▶ **ABOUT THIS TASK**
Go through the entries, filter for the word "polymerase", and copy every line that has it.

▶ **SUPPLIED DATA**
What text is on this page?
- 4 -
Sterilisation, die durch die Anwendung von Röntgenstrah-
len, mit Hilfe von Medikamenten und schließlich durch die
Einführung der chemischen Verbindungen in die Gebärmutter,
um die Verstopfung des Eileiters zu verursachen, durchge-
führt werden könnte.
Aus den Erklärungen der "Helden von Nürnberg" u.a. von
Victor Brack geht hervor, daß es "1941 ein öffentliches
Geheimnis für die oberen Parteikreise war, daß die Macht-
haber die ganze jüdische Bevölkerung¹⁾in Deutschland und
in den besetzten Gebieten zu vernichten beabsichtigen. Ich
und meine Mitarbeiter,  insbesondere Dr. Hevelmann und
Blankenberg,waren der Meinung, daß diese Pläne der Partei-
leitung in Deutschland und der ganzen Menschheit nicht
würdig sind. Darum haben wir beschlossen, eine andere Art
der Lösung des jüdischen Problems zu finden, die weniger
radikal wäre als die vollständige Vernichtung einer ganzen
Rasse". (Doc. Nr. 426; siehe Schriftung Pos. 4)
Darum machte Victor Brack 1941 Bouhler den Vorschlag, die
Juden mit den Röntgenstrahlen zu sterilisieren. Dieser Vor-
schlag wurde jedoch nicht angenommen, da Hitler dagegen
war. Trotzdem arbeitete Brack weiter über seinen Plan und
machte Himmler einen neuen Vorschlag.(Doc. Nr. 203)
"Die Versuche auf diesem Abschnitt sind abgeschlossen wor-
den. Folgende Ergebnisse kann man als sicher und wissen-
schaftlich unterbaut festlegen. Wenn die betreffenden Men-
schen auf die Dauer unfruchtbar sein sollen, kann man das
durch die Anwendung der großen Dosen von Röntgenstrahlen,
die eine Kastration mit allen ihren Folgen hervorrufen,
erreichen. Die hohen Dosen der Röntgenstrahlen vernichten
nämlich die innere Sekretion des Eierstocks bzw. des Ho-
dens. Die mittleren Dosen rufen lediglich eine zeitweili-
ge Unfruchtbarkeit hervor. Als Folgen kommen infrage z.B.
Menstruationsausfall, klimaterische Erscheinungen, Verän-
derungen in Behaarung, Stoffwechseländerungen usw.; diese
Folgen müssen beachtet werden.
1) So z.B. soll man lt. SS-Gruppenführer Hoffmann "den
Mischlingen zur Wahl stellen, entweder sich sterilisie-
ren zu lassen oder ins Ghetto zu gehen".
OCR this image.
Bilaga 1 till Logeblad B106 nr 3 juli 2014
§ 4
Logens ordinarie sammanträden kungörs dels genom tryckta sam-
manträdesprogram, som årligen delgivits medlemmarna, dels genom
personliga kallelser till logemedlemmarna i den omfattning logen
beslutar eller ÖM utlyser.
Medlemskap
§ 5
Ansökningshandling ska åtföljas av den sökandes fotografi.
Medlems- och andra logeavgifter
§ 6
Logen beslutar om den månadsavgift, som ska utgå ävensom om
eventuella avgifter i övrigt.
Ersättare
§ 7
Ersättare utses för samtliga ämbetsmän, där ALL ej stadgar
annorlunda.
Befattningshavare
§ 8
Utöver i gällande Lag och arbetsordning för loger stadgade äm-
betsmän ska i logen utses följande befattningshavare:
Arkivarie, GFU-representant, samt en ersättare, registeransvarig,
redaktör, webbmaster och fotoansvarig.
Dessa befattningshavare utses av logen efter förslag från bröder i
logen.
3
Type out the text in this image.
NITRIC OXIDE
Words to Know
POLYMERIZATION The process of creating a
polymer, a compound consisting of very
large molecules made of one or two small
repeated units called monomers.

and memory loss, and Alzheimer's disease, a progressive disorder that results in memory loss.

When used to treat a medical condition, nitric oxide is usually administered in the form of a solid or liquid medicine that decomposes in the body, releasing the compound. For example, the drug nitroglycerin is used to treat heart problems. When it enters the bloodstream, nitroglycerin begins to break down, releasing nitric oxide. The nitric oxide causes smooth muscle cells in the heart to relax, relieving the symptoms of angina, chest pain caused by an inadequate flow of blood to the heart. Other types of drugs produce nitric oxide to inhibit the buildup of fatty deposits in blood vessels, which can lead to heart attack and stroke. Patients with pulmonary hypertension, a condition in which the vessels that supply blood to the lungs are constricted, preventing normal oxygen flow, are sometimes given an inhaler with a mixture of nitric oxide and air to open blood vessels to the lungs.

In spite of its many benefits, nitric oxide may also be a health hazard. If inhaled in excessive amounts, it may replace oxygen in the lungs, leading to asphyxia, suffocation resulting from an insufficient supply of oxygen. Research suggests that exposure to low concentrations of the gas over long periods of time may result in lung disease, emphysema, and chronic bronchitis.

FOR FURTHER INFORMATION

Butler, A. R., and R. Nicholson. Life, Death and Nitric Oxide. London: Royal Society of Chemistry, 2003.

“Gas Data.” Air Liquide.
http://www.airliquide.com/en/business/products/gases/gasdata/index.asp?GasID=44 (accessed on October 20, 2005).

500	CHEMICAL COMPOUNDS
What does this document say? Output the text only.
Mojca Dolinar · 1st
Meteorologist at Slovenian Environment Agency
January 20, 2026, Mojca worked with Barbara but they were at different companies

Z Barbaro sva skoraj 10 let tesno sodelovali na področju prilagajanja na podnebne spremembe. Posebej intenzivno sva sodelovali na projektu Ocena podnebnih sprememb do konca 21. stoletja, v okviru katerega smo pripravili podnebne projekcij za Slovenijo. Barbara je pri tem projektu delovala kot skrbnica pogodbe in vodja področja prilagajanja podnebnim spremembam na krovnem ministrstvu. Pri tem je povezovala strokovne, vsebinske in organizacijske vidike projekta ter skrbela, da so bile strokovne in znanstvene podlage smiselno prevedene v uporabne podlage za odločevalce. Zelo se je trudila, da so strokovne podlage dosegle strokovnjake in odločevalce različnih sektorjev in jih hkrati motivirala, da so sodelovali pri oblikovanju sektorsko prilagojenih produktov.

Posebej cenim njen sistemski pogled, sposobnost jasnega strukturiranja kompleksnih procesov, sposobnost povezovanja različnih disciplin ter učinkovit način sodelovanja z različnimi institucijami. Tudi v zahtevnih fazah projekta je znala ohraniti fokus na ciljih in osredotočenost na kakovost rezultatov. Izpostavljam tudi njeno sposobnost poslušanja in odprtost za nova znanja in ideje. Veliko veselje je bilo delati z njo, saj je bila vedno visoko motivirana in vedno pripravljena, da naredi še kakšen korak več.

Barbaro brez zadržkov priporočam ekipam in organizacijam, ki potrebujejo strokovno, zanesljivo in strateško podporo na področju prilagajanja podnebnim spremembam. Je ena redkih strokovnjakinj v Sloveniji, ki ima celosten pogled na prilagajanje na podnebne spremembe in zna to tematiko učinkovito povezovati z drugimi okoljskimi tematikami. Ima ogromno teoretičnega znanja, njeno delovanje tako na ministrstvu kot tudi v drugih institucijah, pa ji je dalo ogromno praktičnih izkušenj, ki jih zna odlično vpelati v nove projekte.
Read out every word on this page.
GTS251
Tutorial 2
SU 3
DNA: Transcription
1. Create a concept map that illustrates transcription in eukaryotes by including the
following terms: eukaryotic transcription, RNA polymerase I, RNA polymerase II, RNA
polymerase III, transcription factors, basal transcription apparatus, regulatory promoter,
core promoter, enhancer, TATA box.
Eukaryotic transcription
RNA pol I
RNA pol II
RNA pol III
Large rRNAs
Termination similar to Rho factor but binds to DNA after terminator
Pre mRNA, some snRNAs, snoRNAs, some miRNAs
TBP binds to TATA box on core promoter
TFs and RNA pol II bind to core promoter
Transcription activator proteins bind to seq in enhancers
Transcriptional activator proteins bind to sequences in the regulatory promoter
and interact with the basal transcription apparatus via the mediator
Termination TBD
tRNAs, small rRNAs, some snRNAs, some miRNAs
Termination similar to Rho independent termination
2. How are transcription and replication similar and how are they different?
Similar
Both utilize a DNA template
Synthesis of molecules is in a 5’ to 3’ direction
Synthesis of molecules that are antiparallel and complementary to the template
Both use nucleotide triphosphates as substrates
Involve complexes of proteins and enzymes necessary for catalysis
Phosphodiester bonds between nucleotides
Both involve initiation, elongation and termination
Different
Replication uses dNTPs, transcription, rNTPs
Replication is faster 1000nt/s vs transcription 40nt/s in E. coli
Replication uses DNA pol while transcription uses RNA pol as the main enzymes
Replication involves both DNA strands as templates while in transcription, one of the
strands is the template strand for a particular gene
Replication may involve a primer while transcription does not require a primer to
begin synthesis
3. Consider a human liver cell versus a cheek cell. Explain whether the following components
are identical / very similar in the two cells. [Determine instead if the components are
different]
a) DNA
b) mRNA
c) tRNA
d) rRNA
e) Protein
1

▶ **SOLUTION**
following terms: eukaryotic transcription, RNA polymerase I, RNA polymerase II, RNA
polymerase III, transcription factors, basal transcription apparatus, regulatory promoter,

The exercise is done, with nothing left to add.